> [Problem requirements] Gather up the lines that contain "Output".

> [Data]
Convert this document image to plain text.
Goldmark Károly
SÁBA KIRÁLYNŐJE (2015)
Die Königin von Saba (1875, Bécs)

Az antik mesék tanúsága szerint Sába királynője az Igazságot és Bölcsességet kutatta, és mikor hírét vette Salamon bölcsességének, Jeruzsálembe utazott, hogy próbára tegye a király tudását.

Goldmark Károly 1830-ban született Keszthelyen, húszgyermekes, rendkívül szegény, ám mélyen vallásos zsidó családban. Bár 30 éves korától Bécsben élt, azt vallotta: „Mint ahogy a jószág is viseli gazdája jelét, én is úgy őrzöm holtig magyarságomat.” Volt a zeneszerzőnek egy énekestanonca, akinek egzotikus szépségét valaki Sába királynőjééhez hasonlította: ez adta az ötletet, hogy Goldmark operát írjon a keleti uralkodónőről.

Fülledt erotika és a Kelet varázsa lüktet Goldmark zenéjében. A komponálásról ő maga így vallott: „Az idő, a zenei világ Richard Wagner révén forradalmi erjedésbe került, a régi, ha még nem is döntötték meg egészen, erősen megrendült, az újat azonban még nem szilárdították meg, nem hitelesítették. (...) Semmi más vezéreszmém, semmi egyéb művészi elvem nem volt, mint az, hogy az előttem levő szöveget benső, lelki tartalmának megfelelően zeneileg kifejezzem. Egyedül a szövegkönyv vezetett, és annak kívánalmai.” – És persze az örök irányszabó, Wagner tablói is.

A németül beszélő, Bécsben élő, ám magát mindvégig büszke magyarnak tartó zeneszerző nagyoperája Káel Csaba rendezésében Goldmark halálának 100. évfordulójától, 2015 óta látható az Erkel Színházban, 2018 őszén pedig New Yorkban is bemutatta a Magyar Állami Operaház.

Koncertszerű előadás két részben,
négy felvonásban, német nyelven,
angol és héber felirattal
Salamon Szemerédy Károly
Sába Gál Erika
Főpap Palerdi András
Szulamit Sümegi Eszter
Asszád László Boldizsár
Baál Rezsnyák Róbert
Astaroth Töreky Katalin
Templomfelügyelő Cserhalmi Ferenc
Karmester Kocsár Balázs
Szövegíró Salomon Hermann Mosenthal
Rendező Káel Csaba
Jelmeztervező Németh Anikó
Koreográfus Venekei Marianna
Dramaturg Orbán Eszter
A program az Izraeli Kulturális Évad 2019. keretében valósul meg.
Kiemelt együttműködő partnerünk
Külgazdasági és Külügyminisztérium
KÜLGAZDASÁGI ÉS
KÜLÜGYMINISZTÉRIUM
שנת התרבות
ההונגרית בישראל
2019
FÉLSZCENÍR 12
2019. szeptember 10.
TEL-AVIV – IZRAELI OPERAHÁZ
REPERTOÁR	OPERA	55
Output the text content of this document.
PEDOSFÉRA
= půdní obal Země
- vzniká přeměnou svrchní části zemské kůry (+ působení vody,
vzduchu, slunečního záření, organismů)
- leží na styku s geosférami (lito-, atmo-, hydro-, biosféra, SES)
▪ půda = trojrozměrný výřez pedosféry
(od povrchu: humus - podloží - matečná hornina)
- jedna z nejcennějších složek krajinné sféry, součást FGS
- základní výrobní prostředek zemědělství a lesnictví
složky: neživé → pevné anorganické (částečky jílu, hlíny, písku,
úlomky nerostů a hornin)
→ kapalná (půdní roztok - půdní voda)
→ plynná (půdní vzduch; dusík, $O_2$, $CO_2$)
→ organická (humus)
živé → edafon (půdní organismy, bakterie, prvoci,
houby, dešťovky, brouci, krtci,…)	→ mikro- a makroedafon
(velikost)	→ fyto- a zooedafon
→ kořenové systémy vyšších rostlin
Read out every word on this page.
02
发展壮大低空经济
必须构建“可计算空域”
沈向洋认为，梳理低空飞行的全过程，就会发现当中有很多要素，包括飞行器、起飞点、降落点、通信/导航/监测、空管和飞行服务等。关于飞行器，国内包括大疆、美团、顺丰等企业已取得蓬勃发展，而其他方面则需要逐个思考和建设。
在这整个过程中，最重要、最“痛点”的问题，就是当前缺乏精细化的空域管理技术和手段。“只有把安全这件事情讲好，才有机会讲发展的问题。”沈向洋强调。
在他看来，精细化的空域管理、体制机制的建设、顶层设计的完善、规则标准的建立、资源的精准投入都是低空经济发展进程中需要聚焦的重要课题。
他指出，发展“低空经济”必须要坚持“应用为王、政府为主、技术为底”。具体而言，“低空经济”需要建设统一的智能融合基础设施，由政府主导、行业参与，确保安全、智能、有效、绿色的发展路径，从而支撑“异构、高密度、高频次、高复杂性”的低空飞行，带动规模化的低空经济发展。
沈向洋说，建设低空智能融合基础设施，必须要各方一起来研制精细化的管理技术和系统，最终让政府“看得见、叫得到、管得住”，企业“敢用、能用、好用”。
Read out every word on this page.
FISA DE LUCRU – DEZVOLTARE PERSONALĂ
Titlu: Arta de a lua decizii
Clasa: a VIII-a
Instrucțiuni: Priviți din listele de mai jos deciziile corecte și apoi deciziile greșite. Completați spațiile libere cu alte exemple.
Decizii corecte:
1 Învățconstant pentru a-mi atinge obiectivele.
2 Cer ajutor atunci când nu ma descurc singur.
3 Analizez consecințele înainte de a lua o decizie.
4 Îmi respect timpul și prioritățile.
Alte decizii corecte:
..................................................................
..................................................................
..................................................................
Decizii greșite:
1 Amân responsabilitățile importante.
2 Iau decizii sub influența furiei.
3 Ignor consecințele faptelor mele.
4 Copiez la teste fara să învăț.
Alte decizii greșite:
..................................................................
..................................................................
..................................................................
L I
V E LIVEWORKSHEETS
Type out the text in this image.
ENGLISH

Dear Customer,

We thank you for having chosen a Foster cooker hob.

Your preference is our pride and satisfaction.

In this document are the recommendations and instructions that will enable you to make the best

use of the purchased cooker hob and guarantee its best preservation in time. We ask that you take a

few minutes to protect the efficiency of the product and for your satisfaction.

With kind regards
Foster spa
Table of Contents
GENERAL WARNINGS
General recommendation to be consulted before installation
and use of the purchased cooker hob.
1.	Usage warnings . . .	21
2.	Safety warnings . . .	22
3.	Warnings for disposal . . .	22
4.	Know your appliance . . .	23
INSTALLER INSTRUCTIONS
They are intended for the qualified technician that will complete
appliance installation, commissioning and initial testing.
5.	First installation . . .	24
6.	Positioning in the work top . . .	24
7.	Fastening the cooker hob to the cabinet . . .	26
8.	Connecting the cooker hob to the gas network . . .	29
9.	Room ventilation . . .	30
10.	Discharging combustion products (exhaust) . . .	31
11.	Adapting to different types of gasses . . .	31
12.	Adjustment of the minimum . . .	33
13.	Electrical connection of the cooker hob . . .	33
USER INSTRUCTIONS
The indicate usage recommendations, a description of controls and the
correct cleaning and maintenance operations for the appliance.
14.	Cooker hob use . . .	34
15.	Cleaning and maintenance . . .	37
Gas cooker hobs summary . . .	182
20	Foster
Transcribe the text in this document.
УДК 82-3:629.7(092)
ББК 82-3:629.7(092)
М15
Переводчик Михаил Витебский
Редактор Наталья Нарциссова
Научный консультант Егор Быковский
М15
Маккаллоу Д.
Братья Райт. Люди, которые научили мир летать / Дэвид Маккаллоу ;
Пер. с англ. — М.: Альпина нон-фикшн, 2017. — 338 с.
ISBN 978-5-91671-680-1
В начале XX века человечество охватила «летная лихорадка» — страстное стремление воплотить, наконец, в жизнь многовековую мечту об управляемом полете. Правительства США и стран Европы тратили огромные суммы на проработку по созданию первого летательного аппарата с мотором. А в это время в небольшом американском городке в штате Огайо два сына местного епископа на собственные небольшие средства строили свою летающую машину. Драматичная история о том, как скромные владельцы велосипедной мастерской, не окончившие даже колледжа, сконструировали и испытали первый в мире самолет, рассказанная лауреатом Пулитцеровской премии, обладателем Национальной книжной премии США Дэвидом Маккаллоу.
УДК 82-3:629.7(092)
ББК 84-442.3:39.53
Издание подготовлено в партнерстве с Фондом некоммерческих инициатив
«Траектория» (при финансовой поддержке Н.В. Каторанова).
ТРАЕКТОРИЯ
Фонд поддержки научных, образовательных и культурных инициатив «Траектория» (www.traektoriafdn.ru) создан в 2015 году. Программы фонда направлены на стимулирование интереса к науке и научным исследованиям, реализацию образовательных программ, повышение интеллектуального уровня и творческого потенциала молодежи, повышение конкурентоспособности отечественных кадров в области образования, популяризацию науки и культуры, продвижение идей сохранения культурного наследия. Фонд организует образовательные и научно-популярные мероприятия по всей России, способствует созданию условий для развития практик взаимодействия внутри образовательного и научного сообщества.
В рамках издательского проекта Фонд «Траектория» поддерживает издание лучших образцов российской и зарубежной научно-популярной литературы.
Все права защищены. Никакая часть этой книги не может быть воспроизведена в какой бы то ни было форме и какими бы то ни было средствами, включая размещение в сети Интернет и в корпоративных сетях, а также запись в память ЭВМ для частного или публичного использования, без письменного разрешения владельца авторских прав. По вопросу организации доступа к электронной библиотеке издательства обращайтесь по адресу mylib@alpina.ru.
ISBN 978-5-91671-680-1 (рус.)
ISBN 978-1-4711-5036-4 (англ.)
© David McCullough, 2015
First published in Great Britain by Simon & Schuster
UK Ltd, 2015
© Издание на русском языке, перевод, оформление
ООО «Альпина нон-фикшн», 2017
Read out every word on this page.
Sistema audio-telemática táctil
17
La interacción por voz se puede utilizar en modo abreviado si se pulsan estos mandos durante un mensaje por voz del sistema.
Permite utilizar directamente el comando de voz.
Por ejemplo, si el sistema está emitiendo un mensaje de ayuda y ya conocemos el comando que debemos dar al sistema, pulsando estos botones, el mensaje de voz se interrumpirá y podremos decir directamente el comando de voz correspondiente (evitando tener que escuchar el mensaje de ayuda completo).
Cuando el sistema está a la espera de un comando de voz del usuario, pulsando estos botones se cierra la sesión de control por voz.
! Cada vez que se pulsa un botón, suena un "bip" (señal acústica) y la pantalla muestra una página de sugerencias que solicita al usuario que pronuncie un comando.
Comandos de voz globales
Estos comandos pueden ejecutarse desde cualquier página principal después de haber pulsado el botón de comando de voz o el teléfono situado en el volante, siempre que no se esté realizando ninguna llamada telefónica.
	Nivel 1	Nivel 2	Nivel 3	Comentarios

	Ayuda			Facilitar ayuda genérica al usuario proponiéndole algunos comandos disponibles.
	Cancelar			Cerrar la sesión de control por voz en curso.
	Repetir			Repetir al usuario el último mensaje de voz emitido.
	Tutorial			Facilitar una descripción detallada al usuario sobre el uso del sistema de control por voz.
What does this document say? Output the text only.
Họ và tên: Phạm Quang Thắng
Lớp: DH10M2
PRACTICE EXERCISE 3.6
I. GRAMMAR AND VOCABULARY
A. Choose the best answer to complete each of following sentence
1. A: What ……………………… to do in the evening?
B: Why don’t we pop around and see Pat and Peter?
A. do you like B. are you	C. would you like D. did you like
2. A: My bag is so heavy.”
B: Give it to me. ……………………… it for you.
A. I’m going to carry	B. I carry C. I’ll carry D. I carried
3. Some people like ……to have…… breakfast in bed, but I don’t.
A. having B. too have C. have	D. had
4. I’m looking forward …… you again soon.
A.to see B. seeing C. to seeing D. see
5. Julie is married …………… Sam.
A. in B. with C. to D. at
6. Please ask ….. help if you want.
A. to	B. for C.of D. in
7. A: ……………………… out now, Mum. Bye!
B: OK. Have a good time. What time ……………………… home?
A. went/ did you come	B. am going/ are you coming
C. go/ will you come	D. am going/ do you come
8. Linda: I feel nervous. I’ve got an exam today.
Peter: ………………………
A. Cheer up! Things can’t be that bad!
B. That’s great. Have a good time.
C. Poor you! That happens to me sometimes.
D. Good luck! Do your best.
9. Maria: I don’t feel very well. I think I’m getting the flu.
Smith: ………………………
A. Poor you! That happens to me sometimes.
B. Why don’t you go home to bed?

> [Exercise response]
Output the text content of this document.
What does this document say? Output the text only.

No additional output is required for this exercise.